Pull out each line of the data that includes the word "YYYKGY".
[BEGIN MATERIAL PROVIDED]
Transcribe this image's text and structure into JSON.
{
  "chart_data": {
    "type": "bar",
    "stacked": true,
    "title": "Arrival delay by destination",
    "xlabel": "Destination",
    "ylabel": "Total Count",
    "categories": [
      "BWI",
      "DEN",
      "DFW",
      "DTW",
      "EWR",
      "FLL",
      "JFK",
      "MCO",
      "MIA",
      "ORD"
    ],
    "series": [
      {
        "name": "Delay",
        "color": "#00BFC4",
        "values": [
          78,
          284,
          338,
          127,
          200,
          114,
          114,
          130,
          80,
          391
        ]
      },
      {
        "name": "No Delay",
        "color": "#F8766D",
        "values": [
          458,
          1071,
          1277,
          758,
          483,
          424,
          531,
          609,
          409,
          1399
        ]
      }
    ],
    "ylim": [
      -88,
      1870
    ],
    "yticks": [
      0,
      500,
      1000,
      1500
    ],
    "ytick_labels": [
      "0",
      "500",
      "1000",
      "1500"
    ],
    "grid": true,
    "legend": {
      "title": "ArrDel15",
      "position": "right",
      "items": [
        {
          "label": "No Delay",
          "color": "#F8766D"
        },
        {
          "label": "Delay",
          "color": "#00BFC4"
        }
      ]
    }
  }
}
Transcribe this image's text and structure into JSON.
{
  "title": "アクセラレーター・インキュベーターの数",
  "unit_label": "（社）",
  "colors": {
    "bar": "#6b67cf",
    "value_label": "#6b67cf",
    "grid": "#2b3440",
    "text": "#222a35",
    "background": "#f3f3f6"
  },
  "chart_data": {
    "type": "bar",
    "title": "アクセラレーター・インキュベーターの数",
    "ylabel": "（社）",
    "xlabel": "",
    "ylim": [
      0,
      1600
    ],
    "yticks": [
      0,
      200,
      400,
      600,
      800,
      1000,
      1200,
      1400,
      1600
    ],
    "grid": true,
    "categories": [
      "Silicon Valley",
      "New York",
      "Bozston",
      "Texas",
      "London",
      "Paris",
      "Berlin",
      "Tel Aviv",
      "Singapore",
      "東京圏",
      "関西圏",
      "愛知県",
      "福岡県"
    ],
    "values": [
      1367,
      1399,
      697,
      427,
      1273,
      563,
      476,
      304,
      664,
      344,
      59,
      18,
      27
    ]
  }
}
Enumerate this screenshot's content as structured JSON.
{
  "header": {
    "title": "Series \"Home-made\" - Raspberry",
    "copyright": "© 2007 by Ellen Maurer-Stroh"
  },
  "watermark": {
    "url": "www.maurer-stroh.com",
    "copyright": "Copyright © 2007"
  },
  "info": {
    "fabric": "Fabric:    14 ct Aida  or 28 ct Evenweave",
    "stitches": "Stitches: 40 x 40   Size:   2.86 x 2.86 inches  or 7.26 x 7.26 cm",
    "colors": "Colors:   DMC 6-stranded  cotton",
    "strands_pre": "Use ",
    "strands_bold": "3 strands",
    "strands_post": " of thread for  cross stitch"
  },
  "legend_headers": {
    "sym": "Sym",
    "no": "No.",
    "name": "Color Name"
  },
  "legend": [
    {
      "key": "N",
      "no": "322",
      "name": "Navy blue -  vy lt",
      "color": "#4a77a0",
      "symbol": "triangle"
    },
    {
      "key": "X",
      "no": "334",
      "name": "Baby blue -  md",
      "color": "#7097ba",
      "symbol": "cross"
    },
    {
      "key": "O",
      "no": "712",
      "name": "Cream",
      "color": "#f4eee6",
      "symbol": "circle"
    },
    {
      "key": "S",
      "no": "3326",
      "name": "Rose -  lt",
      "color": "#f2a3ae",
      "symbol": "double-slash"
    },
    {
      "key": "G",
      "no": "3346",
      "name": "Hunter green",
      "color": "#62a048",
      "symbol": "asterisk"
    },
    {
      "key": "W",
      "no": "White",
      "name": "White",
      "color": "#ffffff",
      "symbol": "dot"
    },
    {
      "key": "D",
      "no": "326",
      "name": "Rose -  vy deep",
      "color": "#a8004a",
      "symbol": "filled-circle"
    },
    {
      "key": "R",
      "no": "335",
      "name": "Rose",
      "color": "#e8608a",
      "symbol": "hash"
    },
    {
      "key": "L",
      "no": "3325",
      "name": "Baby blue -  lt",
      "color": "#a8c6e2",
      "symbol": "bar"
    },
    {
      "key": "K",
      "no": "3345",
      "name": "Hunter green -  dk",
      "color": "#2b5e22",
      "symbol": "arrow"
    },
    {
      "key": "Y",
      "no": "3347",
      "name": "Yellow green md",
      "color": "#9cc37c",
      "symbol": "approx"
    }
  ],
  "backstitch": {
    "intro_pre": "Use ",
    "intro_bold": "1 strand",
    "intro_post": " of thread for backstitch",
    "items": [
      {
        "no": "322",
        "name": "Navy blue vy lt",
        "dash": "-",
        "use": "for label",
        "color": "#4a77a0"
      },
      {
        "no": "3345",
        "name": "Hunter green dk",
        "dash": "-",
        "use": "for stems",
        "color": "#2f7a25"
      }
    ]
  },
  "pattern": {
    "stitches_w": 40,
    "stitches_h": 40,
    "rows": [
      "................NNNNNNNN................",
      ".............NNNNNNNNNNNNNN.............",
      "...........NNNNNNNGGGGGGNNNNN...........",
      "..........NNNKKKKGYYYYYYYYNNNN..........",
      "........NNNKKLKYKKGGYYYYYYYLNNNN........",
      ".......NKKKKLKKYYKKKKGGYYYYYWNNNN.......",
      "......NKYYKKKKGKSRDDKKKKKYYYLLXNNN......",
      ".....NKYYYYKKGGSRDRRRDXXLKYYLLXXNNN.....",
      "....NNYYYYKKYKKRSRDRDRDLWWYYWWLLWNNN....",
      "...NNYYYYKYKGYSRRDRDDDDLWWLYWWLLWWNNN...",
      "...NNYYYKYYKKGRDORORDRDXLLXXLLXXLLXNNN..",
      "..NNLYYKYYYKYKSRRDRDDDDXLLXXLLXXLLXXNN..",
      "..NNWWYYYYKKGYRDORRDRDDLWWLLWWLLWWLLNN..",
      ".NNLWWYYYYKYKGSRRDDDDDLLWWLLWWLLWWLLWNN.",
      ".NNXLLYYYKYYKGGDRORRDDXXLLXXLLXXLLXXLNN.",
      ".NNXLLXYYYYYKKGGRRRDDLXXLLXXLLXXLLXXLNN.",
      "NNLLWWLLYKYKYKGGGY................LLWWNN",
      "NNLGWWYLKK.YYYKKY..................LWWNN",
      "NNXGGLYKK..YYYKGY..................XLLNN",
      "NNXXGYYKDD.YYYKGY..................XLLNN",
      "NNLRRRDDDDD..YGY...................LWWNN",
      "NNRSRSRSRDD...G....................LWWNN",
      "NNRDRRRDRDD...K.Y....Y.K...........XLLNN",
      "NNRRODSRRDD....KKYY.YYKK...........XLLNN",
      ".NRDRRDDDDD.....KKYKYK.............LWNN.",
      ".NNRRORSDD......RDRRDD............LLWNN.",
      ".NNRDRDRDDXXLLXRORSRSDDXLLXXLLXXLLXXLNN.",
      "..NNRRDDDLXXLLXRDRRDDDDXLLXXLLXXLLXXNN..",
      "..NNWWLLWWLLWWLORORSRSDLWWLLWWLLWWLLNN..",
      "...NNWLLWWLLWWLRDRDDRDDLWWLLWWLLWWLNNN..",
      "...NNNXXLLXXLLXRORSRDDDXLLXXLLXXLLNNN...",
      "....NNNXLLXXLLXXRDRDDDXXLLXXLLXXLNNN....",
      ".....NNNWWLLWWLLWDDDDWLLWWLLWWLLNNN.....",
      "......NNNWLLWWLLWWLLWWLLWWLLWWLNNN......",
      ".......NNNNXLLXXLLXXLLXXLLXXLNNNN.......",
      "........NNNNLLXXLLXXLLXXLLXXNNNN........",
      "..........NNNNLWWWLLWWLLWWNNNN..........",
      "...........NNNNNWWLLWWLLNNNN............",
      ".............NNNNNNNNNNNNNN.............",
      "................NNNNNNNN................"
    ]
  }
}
[END MATERIAL PROVIDED]
ANSWER TO THIS EXERCISE -
      "NNXGGLYKK..YYYKGY..................XLLNN",
      "NNXXGYYKDD.YYYKGY..................XLLNN",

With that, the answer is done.